| The task |
Reproduce each line exactly.

| Dataset |
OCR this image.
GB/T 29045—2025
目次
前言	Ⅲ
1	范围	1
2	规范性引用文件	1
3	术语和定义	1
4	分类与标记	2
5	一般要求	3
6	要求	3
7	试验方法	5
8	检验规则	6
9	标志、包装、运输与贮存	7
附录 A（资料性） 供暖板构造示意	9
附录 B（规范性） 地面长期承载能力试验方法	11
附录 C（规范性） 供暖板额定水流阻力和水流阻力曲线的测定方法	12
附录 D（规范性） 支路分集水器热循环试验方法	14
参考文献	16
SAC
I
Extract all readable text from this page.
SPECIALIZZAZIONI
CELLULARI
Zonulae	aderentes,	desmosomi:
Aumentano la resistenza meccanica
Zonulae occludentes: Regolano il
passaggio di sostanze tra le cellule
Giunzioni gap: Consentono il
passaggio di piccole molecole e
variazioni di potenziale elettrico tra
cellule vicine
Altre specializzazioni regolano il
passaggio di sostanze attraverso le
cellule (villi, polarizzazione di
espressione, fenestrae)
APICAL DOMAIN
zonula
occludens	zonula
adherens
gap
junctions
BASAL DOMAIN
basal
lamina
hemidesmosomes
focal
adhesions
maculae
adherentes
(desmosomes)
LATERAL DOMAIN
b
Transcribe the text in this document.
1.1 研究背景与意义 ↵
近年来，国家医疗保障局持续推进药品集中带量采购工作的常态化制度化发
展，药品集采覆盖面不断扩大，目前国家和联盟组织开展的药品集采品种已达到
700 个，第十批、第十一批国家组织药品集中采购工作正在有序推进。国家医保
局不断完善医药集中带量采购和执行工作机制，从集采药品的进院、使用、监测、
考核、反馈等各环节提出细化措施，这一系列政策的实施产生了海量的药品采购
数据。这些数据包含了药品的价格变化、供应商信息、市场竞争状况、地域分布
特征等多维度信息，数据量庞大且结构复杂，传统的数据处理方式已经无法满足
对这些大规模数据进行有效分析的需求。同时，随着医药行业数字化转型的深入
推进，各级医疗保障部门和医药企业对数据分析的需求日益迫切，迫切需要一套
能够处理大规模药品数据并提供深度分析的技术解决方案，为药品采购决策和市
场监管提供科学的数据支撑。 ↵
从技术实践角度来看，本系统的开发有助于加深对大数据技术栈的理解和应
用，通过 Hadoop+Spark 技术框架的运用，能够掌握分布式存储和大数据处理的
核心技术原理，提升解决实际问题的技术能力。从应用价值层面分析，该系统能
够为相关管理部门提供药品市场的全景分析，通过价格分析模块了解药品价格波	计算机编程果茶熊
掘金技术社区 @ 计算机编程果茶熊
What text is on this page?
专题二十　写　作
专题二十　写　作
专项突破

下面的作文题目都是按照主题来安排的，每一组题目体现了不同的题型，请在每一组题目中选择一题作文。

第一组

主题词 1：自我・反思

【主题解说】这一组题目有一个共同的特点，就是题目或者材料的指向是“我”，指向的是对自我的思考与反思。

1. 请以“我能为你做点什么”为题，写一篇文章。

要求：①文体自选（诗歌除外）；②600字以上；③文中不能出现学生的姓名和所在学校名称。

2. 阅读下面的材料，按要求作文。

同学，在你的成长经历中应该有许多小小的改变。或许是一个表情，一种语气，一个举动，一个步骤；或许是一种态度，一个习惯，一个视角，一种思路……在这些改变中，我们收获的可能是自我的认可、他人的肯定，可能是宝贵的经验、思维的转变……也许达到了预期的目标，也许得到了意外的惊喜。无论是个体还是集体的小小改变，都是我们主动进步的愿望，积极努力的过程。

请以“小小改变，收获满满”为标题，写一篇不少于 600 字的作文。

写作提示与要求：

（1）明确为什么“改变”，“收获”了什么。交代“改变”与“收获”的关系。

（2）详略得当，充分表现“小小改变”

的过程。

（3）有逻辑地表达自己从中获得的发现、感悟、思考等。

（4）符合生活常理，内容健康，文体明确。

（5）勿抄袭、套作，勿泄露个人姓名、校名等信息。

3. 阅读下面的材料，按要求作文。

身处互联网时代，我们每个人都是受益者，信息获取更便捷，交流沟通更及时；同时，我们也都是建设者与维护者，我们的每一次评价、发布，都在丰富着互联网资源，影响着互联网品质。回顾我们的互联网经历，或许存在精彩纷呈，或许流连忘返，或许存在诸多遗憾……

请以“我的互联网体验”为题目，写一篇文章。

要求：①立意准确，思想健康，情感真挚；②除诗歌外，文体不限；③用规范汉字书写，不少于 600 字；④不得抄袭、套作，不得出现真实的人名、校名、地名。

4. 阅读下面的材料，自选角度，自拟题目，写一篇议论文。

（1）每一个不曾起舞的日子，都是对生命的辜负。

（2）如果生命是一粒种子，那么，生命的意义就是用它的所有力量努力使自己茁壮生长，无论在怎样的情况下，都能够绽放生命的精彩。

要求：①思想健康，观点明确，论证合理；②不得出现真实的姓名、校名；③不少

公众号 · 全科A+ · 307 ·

| Written reply |
OCR this image.
GB/T 29045—2025
目次
前言	Ⅲ
1	范围	1
2	规范性引用文件	1
3	术语和定义	1
4	分类与标记	2
5	一般要求	3
6	要求	3
7	试验方法	5
8	检验规则	6
9	标志、包装、运输与贮存	7
附录 A（资料性） 供暖板构造示意	9
附录 B（规范性） 地面长期承载能力试验方法	11
附录 C（规范性） 供暖板额定水流阻力和水流阻力曲线的测定方法	12
附录 D（规范性） 支路分集水器热循环试验方法	14
参考文献	16
SAC
I
Extract all readable text from this page.
SPECIALIZZAZIONI
CELLULARI
Zonulae	aderentes,	desmosomi:
Aumentano la resistenza meccanica
Zonulae occludentes: Regolano il
passaggio di sostanze tra le cellule
Giunzioni gap: Consentono il
passaggio di piccole molecole e
variazioni di potenziale elettrico tra
cellule vicine
Altre specializzazioni regolano il
passaggio di sostanze attraverso le
cellule (villi, polarizzazione di
espressione, fenestrae)
APICAL DOMAIN
zonula
occludens	zonula
adherens
gap
junctions
BASAL DOMAIN
basal
lamina
hemidesmosomes
focal
adhesions
maculae
adherentes
(desmosomes)
LATERAL DOMAIN
b
Transcribe the text in this document.
1.1 研究背景与意义 ↵
近年来，国家医疗保障局持续推进药品集中带量采购工作的常态化制度化发
展，药品集采覆盖面不断扩大，目前国家和联盟组织开展的药品集采品种已达到
700 个，第十批、第十一批国家组织药品集中采购工作正在有序推进。国家医保
局不断完善医药集中带量采购和执行工作机制，从集采药品的进院、使用、监测、
考核、反馈等各环节提出细化措施，这一系列政策的实施产生了海量的药品采购
数据。这些数据包含了药品的价格变化、供应商信息、市场竞争状况、地域分布
特征等多维度信息，数据量庞大且结构复杂，传统的数据处理方式已经无法满足
对这些大规模数据进行有效分析的需求。同时，随着医药行业数字化转型的深入
推进，各级医疗保障部门和医药企业对数据分析的需求日益迫切，迫切需要一套
能够处理大规模药品数据并提供深度分析的技术解决方案，为药品采购决策和市
场监管提供科学的数据支撑。 ↵
从技术实践角度来看，本系统的开发有助于加深对大数据技术栈的理解和应
用，通过 Hadoop+Spark 技术框架的运用，能够掌握分布式存储和大数据处理的
核心技术原理，提升解决实际问题的技术能力。从应用价值层面分析，该系统能
够为相关管理部门提供药品市场的全景分析，通过价格分析模块了解药品价格波	计算机编程果茶熊
掘金技术社区 @ 计算机编程果茶熊
What text is on this page?
专题二十　写　作
专题二十　写　作
专项突破

下面的作文题目都是按照主题来安排的，每一组题目体现了不同的题型，请在每一组题目中选择一题作文。

第一组

主题词 1：自我・反思

【主题解说】这一组题目有一个共同的特点，就是题目或者材料的指向是“我”，指向的是对自我的思考与反思。

1. 请以“我能为你做点什么”为题，写一篇文章。

要求：①文体自选（诗歌除外）；②600字以上；③文中不能出现学生的姓名和所在学校名称。

2. 阅读下面的材料，按要求作文。

同学，在你的成长经历中应该有许多小小的改变。或许是一个表情，一种语气，一个举动，一个步骤；或许是一种态度，一个习惯，一个视角，一种思路……在这些改变中，我们收获的可能是自我的认可、他人的肯定，可能是宝贵的经验、思维的转变……也许达到了预期的目标，也许得到了意外的惊喜。无论是个体还是集体的小小改变，都是我们主动进步的愿望，积极努力的过程。

请以“小小改变，收获满满”为标题，写一篇不少于 600 字的作文。

写作提示与要求：

（1）明确为什么“改变”，“收获”了什么。交代“改变”与“收获”的关系。

（2）详略得当，充分表现“小小改变”

的过程。

（3）有逻辑地表达自己从中获得的发现、感悟、思考等。

（4）符合生活常理，内容健康，文体明确。

（5）勿抄袭、套作，勿泄露个人姓名、校名等信息。

3. 阅读下面的材料，按要求作文。

身处互联网时代，我们每个人都是受益者，信息获取更便捷，交流沟通更及时；同时，我们也都是建设者与维护者，我们的每一次评价、发布，都在丰富着互联网资源，影响着互联网品质。回顾我们的互联网经历，或许存在精彩纷呈，或许流连忘返，或许存在诸多遗憾……

请以“我的互联网体验”为题目，写一篇文章。

要求：①立意准确，思想健康，情感真挚；②除诗歌外，文体不限；③用规范汉字书写，不少于 600 字；④不得抄袭、套作，不得出现真实的人名、校名、地名。

4. 阅读下面的材料，自选角度，自拟题目，写一篇议论文。

（1）每一个不曾起舞的日子，都是对生命的辜负。

（2）如果生命是一粒种子，那么，生命的意义就是用它的所有力量努力使自己茁壮生长，无论在怎样的情况下，都能够绽放生命的精彩。

要求：①思想健康，观点明确，论证合理；②不得出现真实的姓名、校名；③不少

公众号 · 全科A+ · 307 ·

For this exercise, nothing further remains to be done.